Challenge: Check each line of the records below for the word "市场专员" and copy those where it appears.

Information shown:
::::

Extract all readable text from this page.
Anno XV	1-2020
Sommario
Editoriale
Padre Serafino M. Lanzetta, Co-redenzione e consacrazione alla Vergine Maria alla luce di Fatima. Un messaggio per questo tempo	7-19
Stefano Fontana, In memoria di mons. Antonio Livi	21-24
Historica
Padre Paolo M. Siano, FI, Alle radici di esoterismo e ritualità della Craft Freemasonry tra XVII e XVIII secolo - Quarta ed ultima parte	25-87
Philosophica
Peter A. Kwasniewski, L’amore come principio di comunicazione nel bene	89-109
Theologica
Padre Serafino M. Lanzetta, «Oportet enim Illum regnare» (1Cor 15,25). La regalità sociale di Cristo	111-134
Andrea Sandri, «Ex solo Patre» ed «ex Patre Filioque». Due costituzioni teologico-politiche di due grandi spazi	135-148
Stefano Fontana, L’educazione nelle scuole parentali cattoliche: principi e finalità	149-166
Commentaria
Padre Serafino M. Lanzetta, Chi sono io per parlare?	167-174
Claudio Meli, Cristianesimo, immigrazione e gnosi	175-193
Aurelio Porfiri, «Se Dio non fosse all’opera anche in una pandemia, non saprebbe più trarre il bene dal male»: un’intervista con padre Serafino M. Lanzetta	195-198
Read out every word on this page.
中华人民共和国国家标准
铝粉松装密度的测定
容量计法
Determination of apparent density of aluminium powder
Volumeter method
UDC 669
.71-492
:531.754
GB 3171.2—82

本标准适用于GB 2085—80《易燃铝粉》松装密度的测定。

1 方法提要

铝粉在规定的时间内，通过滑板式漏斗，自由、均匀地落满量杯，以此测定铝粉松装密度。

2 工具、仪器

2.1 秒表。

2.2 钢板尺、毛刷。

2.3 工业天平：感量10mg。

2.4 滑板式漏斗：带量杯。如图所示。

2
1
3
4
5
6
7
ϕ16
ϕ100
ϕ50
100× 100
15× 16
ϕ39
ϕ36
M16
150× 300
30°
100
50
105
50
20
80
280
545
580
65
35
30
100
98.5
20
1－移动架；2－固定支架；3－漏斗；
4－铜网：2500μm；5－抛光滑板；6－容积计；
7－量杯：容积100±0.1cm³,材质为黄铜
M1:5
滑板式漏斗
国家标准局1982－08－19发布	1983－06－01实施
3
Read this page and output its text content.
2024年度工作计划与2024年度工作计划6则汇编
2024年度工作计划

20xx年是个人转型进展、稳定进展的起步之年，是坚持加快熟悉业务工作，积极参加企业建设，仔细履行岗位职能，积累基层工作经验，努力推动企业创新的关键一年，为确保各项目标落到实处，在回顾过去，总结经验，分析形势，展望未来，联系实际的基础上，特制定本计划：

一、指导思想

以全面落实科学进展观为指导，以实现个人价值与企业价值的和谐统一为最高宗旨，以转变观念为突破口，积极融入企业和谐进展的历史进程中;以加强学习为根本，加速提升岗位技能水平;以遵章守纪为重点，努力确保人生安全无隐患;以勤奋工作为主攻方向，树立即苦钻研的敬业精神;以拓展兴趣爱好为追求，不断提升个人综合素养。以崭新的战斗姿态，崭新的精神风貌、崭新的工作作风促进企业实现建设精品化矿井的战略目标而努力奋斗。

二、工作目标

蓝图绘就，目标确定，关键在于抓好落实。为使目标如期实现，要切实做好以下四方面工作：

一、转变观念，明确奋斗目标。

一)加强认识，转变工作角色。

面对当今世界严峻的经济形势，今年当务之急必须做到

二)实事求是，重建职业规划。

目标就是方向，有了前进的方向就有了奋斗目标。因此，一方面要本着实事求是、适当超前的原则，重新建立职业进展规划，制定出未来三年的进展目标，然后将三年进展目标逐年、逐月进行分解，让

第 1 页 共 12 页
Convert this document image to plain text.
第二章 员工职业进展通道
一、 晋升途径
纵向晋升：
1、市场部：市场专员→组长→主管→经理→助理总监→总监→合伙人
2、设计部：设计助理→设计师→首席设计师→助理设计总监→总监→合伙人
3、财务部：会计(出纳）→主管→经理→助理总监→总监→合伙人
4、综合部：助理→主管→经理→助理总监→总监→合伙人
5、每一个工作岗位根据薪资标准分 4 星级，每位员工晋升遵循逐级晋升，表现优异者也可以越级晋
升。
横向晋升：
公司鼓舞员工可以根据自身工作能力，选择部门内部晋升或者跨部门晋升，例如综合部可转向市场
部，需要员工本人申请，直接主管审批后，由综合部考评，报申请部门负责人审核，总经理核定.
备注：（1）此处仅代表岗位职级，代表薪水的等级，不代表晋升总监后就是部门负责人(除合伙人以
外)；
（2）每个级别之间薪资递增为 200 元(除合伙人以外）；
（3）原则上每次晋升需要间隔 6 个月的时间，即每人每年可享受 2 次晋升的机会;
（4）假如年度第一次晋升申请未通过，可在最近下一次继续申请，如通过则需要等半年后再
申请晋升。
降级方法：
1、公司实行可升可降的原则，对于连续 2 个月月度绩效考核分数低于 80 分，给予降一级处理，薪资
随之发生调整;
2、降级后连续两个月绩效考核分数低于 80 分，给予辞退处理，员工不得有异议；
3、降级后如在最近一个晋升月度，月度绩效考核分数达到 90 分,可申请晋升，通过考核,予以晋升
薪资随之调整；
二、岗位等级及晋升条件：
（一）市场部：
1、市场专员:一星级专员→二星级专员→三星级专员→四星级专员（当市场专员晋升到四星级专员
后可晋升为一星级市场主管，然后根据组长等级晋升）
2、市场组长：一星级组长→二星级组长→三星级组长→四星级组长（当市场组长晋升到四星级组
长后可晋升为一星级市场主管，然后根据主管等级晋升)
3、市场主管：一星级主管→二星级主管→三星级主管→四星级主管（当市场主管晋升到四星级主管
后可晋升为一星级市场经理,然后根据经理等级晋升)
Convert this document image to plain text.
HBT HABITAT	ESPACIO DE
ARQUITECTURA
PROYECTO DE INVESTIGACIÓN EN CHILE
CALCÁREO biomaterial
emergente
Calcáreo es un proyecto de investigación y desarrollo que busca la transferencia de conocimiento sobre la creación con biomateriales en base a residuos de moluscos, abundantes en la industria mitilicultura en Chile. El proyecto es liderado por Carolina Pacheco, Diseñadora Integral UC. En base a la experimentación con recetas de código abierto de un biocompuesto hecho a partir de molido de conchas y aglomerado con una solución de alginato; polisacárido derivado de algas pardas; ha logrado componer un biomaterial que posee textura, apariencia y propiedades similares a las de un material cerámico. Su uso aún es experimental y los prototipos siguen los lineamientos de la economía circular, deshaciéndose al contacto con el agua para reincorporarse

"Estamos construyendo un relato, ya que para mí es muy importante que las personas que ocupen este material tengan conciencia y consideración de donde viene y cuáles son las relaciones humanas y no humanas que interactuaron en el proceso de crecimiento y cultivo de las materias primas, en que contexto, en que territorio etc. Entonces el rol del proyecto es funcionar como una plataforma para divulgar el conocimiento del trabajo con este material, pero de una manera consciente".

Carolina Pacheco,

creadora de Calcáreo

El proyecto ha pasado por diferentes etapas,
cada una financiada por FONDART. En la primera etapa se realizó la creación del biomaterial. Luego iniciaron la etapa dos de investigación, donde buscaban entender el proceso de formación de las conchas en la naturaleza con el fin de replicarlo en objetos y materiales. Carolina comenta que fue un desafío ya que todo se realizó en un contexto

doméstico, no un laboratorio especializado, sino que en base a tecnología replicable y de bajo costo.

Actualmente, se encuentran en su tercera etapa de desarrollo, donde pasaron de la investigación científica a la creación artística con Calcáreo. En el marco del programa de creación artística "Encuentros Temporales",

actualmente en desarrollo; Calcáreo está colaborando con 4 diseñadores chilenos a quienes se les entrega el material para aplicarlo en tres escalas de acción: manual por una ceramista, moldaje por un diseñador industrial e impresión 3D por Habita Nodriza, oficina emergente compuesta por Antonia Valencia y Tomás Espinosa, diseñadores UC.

::::

Answer to the problem:
1、市场部：市场专员→组长→主管→经理→助理总监→总监→合伙人
1、市场专员:一星级专员→二星级专员→三星级专员→四星级专员（当市场专员晋升到四星级专员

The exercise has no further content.